Rows from a figure dataset:
══════

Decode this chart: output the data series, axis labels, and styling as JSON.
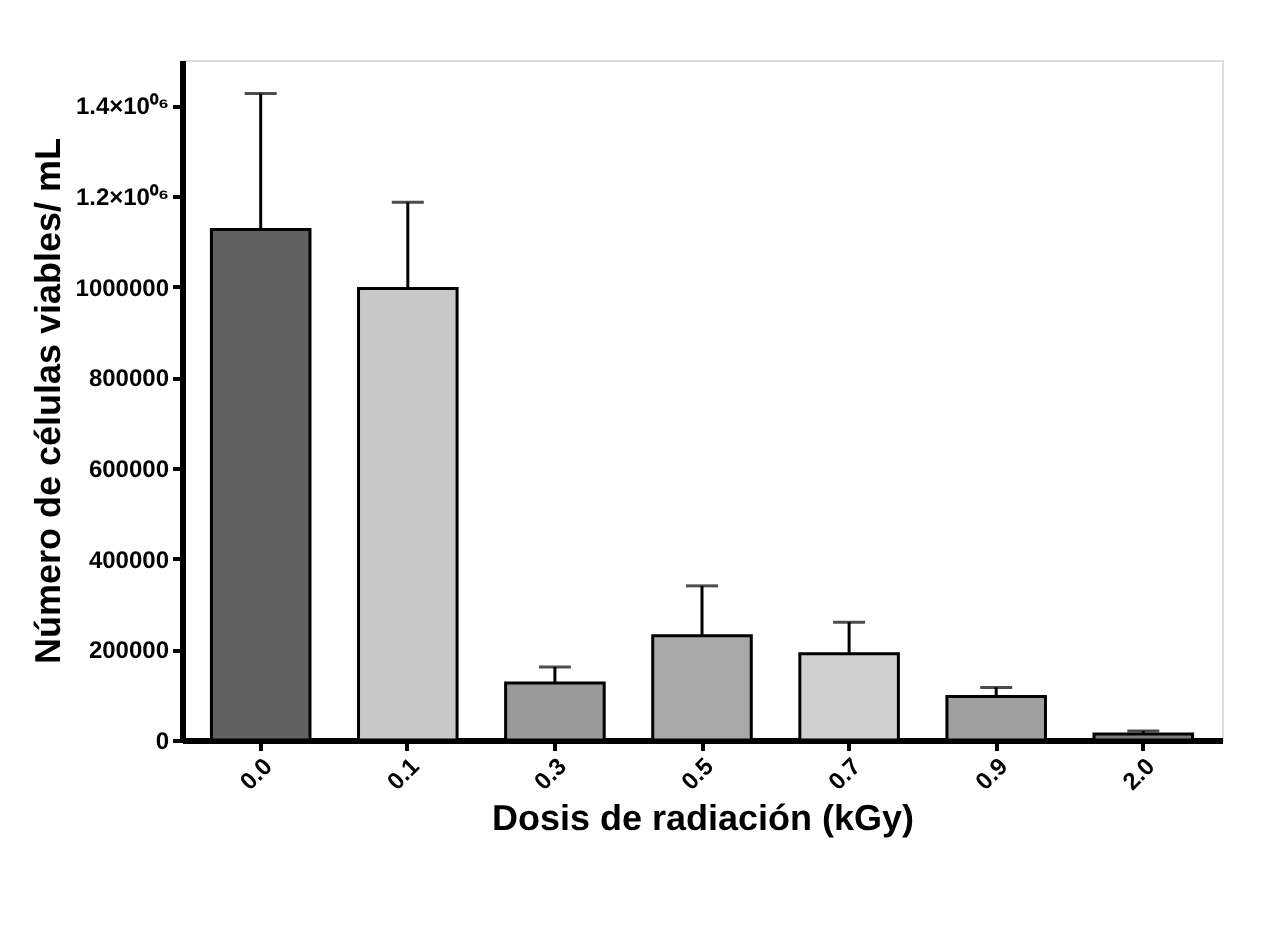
{
  "chart_data": {
    "type": "bar",
    "xlabel": "Dosis de radiación (kGy)",
    "ylabel": "Número de células viables/ mL",
    "categories": [
      "0.0",
      "0.1",
      "0.3",
      "0.5",
      "0.7",
      "0.9",
      "2.0"
    ],
    "values": [
      1126000,
      996000,
      126000,
      230000,
      190000,
      96000,
      13000
    ],
    "errors": [
      300000,
      190000,
      35000,
      110000,
      70000,
      20000,
      7000
    ],
    "colors": [
      "#606060",
      "#c8c8c8",
      "#9a9a9a",
      "#a8a8a8",
      "#d0d0d0",
      "#a0a0a0",
      "#808080"
    ],
    "ylim": [
      0,
      1500000
    ],
    "yticks": [
      0,
      200000,
      400000,
      600000,
      800000,
      1000000,
      {
        "value": 1200000,
        "label": "1.2×10⁰⁶"
      },
      {
        "value": 1400000,
        "label": "1.4×10⁰⁶"
      }
    ],
    "grid": false
  }
}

══════

WHAT THE EXERCISE ASKS:
Print each of the records above exactly as written, leaving no picture in the copy.

PROBLEM SOLUTION:
Decode this chart: output the data series, axis labels, and styling as JSON.
{
  "chart_data": {
    "type": "bar",
    "xlabel": "Dosis de radiación (kGy)",
    "ylabel": "Número de células viables/ mL",
    "categories": [
      "0.0",
      "0.1",
      "0.3",
      "0.5",
      "0.7",
      "0.9",
      "2.0"
    ],
    "values": [
      1126000,
      996000,
      126000,
      230000,
      190000,
      96000,
      13000
    ],
    "errors": [
      300000,
      190000,
      35000,
      110000,
      70000,
      20000,
      7000
    ],
    "colors": [
      "#606060",
      "#c8c8c8",
      "#9a9a9a",
      "#a8a8a8",
      "#d0d0d0",
      "#a0a0a0",
      "#808080"
    ],
    "ylim": [
      0,
      1500000
    ],
    "yticks": [
      0,
      200000,
      400000,
      600000,
      800000,
      1000000,
      {
        "value": 1200000,
        "label": "1.2×10⁰⁶"
      },
      {
        "value": 1400000,
        "label": "1.4×10⁰⁶"
      }
    ],
    "grid": false
  }
}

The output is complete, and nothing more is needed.